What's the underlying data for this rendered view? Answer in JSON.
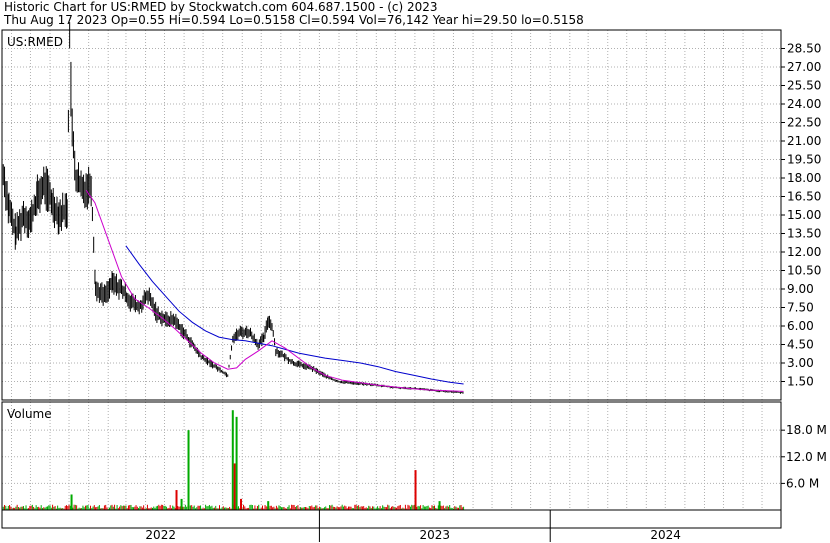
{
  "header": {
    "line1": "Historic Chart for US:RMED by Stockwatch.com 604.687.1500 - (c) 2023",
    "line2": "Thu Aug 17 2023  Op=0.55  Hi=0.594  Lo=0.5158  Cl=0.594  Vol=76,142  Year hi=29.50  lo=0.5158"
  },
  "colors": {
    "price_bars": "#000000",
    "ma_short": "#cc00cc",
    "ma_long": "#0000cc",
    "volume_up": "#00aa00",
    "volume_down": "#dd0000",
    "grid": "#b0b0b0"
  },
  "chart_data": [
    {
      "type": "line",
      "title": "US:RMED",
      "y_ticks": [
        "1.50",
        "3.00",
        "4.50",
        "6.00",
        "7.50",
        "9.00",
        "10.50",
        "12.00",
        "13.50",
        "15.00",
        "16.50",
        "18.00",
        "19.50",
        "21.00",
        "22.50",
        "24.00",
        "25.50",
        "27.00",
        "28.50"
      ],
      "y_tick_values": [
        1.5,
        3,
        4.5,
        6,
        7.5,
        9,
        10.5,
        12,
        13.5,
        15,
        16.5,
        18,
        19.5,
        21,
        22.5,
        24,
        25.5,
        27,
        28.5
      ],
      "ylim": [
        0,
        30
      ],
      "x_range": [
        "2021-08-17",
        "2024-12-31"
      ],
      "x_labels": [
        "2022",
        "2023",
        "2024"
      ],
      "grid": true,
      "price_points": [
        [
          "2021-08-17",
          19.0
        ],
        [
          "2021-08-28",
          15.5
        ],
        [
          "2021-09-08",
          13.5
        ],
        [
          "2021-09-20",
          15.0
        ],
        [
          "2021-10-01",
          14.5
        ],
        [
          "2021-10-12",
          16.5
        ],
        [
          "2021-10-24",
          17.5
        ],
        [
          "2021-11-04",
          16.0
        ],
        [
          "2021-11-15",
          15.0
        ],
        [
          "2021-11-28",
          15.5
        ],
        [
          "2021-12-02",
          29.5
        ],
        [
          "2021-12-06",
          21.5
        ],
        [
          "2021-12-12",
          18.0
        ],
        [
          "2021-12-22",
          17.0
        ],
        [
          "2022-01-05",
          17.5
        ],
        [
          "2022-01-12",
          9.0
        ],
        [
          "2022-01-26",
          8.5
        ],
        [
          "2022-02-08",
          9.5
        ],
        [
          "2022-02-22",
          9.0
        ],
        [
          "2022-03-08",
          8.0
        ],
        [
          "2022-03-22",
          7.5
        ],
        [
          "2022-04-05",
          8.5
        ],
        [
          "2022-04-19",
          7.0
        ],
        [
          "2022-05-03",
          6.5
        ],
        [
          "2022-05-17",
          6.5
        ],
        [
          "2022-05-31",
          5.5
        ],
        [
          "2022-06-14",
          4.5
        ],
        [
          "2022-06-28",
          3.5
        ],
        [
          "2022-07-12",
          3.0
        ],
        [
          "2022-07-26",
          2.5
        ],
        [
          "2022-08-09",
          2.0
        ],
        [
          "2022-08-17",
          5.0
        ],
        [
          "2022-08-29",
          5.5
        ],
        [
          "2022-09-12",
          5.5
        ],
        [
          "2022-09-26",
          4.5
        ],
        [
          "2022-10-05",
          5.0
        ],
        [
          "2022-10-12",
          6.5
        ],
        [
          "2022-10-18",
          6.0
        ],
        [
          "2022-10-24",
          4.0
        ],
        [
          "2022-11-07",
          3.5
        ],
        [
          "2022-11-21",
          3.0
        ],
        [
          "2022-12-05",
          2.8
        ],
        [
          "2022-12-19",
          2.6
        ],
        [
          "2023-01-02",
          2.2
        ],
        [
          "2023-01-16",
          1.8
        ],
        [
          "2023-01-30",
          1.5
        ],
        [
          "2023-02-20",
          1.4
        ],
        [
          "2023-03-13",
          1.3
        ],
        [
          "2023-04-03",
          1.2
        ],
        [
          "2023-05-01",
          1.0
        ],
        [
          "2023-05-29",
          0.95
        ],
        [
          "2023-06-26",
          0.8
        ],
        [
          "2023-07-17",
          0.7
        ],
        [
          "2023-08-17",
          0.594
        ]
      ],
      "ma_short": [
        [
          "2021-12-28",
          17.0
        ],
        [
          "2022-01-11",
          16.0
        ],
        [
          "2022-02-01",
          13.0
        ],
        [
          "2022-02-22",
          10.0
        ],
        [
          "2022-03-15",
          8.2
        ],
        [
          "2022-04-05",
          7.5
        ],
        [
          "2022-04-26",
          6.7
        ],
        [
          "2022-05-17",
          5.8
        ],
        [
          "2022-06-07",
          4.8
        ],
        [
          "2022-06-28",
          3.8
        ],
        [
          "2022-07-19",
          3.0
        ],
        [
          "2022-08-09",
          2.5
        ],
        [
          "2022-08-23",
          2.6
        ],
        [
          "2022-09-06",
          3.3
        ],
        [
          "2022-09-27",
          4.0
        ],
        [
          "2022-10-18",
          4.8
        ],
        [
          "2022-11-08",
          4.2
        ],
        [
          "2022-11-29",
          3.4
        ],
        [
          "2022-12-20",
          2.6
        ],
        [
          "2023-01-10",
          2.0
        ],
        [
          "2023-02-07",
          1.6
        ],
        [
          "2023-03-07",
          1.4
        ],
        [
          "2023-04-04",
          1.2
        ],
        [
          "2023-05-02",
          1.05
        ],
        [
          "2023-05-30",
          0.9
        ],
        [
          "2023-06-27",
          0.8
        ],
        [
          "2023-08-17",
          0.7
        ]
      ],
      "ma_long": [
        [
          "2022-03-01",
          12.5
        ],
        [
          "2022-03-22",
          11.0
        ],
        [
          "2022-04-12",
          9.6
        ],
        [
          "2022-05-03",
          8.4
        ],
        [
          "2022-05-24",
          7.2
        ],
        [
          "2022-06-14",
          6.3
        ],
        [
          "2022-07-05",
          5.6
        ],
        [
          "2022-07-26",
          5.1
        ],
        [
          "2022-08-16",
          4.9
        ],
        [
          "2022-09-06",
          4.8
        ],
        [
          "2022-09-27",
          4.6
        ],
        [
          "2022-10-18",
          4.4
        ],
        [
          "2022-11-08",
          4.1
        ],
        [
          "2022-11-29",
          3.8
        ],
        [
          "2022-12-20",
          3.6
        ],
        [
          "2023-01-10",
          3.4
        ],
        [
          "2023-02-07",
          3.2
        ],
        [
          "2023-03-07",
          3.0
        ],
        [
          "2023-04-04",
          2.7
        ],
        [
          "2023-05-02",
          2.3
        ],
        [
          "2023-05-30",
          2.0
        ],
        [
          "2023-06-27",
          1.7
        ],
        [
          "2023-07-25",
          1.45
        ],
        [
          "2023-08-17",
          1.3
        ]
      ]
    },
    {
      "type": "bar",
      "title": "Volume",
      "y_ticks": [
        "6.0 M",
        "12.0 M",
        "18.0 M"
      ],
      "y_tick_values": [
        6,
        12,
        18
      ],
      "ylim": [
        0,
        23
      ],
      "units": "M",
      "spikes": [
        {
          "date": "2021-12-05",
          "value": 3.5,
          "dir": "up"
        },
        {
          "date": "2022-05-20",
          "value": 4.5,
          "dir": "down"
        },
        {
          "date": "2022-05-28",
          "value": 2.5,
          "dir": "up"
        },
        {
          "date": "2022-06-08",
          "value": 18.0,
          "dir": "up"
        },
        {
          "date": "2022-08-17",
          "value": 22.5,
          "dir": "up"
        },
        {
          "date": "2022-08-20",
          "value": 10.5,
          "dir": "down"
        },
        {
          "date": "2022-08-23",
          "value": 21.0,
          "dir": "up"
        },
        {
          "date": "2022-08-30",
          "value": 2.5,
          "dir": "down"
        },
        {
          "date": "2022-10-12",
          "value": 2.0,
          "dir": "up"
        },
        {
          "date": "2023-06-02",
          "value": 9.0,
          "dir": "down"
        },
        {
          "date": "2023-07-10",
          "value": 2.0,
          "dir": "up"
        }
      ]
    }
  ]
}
--
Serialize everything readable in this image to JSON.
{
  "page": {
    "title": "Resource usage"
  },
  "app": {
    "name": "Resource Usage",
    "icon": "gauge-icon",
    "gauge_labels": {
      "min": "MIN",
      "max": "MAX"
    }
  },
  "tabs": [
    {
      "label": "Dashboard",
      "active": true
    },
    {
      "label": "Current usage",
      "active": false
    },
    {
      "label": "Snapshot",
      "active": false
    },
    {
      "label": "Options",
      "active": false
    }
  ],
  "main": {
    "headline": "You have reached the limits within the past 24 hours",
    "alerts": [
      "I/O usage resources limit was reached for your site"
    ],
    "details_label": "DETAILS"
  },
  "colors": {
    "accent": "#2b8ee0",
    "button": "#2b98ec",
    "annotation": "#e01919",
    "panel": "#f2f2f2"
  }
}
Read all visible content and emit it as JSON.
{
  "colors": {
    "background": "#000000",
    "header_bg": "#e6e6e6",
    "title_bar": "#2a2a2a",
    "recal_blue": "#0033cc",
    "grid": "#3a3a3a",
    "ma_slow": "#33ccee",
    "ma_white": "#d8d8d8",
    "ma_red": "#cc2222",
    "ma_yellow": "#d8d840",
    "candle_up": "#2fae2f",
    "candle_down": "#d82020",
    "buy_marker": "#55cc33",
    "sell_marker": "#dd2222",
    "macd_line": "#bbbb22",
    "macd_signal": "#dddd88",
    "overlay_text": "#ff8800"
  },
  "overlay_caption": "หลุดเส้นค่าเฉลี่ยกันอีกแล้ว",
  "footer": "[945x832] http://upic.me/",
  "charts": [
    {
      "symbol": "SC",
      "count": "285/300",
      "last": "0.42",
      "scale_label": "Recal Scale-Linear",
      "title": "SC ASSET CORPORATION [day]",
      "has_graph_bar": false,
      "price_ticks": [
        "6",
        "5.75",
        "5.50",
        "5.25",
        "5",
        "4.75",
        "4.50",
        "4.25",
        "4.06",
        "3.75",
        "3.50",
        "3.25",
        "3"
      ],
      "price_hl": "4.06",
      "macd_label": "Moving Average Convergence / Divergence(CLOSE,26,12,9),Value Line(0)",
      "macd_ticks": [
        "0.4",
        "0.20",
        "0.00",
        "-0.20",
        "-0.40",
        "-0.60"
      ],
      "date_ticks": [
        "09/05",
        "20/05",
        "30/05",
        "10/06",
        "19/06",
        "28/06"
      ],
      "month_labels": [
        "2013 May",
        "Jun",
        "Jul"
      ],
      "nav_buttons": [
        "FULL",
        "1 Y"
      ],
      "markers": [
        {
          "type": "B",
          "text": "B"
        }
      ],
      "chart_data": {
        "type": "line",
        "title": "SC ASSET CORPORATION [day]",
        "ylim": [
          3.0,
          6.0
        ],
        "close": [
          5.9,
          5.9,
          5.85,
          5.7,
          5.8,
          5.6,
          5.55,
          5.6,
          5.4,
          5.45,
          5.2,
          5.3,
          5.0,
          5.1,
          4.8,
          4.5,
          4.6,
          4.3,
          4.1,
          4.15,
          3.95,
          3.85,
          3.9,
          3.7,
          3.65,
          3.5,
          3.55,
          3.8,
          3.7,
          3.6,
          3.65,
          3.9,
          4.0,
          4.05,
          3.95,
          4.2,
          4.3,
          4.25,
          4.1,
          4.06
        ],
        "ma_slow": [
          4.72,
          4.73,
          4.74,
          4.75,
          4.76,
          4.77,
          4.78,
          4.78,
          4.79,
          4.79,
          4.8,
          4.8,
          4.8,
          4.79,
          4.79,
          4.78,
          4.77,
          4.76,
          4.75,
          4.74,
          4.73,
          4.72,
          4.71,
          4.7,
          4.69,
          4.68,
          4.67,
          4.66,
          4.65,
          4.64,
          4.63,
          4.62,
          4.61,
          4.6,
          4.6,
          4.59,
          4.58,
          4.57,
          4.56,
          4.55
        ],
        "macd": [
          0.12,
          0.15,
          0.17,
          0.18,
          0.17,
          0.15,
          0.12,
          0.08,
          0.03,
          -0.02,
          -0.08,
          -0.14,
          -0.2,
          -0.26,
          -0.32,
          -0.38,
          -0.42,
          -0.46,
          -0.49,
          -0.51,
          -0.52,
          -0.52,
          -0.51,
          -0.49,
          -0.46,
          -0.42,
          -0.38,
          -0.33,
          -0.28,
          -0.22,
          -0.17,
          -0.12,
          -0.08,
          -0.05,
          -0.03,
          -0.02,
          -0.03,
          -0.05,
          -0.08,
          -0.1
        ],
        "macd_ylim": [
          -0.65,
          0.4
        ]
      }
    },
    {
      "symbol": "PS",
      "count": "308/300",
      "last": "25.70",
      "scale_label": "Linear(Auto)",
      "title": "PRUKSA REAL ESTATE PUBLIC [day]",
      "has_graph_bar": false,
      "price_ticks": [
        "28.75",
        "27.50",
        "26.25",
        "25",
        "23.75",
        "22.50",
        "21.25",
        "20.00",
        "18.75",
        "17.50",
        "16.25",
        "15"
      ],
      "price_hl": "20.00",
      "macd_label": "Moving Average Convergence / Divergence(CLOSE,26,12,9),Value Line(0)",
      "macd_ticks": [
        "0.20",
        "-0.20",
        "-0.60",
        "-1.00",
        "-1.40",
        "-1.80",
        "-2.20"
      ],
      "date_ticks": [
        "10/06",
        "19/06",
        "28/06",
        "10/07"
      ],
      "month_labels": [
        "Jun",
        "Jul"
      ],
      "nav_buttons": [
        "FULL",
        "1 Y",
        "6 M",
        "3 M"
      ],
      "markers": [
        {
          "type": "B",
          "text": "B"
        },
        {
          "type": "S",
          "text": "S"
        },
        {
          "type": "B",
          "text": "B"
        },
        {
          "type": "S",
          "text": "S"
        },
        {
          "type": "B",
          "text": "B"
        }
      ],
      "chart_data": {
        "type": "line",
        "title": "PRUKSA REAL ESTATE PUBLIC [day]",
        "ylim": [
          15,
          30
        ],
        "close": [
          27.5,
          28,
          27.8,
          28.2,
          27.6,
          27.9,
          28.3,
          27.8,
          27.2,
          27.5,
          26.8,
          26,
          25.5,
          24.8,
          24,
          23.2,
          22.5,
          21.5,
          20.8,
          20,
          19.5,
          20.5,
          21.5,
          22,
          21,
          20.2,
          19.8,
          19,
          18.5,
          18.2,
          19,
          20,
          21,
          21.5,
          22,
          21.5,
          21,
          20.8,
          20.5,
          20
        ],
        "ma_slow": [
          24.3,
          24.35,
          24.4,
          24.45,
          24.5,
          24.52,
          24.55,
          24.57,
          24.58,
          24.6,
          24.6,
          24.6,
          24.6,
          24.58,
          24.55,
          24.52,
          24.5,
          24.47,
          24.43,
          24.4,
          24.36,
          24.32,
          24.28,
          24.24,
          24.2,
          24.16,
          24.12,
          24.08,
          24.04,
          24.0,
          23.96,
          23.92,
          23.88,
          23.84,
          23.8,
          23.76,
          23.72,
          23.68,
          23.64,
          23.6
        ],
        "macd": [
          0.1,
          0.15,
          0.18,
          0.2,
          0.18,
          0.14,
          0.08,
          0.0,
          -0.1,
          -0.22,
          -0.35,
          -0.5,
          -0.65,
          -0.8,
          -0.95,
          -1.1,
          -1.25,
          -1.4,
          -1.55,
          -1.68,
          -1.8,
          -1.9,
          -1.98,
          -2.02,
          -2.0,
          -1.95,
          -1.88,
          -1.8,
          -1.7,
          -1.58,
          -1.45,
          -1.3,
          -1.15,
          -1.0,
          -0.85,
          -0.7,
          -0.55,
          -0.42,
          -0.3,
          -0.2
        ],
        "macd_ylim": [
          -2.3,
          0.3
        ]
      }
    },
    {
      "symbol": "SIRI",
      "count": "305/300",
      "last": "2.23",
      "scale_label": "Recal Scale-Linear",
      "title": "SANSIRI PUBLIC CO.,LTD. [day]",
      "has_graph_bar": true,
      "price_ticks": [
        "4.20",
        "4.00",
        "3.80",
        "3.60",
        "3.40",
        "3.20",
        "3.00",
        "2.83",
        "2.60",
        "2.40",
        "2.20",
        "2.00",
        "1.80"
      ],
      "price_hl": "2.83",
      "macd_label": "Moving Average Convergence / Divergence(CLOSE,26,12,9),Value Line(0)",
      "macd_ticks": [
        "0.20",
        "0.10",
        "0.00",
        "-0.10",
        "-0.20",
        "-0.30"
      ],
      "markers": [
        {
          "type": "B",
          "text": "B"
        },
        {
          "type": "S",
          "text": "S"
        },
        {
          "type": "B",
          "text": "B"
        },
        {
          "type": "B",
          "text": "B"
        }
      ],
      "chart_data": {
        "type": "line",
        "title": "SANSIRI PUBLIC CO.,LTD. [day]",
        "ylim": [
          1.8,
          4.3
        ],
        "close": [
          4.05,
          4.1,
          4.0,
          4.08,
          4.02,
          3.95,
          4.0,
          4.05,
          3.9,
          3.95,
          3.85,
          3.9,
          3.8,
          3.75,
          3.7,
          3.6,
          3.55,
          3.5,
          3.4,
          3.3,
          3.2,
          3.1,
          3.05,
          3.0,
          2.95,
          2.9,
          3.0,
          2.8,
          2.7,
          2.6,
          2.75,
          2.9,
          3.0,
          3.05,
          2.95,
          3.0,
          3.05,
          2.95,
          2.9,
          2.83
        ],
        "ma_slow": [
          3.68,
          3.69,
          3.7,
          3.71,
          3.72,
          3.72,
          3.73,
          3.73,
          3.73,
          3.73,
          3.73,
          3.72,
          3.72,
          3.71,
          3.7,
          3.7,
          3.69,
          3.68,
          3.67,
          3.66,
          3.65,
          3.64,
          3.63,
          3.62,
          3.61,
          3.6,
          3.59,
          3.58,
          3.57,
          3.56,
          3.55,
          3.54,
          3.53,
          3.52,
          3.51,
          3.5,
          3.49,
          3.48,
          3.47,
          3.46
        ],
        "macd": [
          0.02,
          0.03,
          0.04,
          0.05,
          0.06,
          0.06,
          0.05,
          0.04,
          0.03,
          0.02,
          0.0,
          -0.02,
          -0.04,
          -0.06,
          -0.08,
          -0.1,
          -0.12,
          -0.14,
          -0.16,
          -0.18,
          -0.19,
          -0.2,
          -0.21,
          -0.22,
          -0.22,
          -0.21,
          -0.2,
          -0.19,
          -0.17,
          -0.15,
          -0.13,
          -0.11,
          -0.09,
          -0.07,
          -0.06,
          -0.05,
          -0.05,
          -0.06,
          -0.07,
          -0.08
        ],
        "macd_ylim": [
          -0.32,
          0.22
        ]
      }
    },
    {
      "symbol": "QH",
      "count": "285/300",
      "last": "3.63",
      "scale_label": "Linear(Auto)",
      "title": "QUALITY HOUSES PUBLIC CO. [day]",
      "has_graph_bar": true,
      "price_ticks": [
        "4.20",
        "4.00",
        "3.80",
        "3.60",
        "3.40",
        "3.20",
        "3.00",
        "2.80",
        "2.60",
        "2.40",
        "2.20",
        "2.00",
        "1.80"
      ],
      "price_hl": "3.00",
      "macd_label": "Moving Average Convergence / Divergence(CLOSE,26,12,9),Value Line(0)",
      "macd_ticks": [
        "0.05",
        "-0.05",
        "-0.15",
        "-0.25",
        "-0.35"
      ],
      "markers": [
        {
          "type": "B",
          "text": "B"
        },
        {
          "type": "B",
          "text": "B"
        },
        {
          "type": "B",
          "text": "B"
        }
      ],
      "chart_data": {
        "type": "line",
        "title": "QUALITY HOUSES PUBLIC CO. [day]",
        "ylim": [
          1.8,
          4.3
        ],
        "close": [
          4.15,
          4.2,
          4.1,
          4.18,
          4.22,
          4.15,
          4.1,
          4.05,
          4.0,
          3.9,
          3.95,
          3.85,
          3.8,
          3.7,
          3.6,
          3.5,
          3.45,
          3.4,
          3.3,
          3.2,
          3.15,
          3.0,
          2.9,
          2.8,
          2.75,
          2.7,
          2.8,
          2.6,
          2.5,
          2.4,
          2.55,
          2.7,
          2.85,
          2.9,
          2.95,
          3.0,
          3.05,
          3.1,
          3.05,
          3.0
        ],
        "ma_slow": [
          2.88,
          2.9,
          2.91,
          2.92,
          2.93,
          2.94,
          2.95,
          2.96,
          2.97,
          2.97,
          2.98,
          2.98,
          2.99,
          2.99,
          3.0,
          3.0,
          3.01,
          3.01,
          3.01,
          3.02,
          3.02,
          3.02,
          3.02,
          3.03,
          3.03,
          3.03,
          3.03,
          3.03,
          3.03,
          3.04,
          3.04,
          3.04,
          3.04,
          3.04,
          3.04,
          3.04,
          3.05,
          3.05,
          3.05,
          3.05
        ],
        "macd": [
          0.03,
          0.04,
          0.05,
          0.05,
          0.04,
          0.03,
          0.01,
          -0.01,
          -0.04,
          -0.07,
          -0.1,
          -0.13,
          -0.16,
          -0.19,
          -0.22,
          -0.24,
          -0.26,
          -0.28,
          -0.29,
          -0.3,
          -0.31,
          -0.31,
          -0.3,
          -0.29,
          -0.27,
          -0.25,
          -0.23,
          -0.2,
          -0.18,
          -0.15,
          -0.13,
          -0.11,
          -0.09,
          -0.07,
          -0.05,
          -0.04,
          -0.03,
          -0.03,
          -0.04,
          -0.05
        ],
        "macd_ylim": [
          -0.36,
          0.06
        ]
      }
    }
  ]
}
* * *
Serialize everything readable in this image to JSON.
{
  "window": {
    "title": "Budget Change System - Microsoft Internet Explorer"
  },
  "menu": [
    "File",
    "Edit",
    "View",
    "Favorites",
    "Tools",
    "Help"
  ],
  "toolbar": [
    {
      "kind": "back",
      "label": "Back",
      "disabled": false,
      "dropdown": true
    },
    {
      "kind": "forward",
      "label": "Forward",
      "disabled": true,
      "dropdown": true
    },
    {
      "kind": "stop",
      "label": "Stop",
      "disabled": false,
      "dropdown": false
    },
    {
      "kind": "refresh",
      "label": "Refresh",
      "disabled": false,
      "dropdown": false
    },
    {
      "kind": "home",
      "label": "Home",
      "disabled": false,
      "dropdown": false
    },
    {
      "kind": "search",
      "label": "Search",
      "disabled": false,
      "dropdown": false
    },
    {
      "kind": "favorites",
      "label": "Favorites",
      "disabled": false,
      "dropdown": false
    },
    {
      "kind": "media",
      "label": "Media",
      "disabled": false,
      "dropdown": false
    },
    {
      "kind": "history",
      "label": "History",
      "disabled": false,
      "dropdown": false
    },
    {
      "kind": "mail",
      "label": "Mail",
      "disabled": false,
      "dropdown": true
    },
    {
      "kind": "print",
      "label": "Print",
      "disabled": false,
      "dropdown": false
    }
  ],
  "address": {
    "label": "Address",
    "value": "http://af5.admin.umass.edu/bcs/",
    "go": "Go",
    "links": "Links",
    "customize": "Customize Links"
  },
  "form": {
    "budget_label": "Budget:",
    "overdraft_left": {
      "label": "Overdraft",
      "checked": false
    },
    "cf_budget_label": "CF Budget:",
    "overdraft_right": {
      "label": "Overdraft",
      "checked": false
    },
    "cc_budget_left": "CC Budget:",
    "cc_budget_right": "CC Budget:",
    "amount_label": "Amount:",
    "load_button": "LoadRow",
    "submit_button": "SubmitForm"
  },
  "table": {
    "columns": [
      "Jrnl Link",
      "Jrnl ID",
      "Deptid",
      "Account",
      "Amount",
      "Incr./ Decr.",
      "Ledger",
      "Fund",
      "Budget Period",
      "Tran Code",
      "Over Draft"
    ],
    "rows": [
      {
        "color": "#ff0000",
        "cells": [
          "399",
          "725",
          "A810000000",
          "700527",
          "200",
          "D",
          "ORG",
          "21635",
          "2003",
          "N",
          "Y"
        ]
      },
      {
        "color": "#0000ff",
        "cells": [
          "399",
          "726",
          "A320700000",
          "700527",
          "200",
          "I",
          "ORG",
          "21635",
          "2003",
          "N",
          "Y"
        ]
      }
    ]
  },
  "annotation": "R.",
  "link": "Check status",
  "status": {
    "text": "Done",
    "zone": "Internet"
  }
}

→ Task description: From the data, pick out every line that includes "ASSET".

→ Answer:
      "title": "SC ASSET CORPORATION [day]",
        "title": "SC ASSET CORPORATION [day]",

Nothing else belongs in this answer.